Lösemittel kann Parkinson verursachen

Das Lösemittel Trichlorethylen (TCE) kann offenbar eine Parkinson-Erkrankung hervorrufen. Das ist das Ergebnis einer US-amerikanischen Untersuchung. TCE wird vor allem bei der Herstellung von Gummierungen und Asphaltmischungen sowie bei der Metallreinigung verwendet.

Trichlorethylen (TCE) ist als Gefahrenstoff deklariert. Die Substanz kann Krebs erzeugen, Haut sowie Augen reizen, und sie schadet Gewässern.

Sechsfach erhöhtes Parkinson-Risiko bei Fabrikarbeitern mit TCE-Kontakt

Mit TCE kommen vor allem Fabrikarbeiter in direkten Kontakt. Die Wissenschaftler fanden heraus, dass TCE bei den betroffenen Arbeitern das Risiko für Parkinson um das Sechsfache steigerte. Dabei stellten sie auch fest, dass es bis zu 40 Jahre dauern kann, bis sich die Wirkung offenbart.

Obwohl die Studie nur Fabrikarbeiter einschloss, bei denen der Kontakt mit TCE überwiegend Jahrzehnte zurücklag, und obwohl heute der Einsatz von TCE stark reglementiert ist, geben die Wissenschaftler keine Entwarnung. Denn TCE wird immer noch vielfach als Entfettungsmittel eingesetzt und weltweit von chemischen Reinigungen, in Klebstoffen, Farben und zur Teppichreinigung genutzt.

## Gegebene Daten
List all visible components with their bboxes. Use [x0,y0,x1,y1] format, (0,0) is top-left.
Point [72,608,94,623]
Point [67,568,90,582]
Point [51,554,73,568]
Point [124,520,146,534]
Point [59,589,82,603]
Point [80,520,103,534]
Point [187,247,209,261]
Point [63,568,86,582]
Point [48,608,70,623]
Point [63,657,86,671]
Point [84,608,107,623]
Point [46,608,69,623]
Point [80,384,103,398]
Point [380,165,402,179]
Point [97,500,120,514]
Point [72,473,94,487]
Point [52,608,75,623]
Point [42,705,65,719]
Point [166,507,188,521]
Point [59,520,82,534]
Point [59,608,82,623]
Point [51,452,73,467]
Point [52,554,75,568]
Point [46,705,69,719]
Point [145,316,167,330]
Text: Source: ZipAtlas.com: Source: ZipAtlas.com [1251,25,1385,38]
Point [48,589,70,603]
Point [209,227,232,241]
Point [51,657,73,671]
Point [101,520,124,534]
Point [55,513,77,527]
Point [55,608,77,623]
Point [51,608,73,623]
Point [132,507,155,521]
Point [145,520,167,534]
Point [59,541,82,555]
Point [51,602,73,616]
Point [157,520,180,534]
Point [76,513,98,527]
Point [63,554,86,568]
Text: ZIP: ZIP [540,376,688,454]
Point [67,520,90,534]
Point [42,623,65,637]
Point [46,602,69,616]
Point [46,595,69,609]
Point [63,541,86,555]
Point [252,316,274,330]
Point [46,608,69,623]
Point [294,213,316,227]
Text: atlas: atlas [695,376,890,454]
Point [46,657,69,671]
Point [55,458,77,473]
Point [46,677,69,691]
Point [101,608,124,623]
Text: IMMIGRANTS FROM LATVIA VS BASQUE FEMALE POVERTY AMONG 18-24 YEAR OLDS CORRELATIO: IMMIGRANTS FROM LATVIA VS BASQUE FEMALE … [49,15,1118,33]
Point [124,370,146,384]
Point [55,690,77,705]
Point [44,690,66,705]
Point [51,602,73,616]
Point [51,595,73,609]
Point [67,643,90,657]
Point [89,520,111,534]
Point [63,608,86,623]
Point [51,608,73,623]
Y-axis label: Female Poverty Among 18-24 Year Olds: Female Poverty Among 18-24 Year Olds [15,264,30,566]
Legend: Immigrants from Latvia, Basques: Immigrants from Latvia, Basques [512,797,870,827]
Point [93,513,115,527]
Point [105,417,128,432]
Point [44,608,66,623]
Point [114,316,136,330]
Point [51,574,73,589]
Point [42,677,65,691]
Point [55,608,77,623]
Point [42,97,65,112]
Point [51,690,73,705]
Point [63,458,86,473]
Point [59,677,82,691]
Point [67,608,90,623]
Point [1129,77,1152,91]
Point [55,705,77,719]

## Aufgabenstellung
Zitiere aus dem Textauszug über das Lösemittel die Stelle, die mit „Das Lösemittel Trichlorethylen“ beginnt und bis einschließlich „sie schadet Gewässern.“ weitergeht. Die Zeilen haben mit dem Textauszug über das Lösemittel nichts zu tun.

## Lösung
Das Lösemittel Trichlorethylen (TCE) kann offenbar eine Parkinson-Erkrankung hervorrufen. Das ist das Ergebnis einer US-amerikanischen Untersuchung. TCE wird vor allem bei der Herstellung von Gummierungen und Asphaltmischungen sowie bei der Metallreinigung verwendet.

Trichlorethylen (TCE) ist als Gefahrenstoff deklariert. Die Substanz kann Krebs erzeugen, Haut sowie Augen reizen, und sie schadet Gewässern.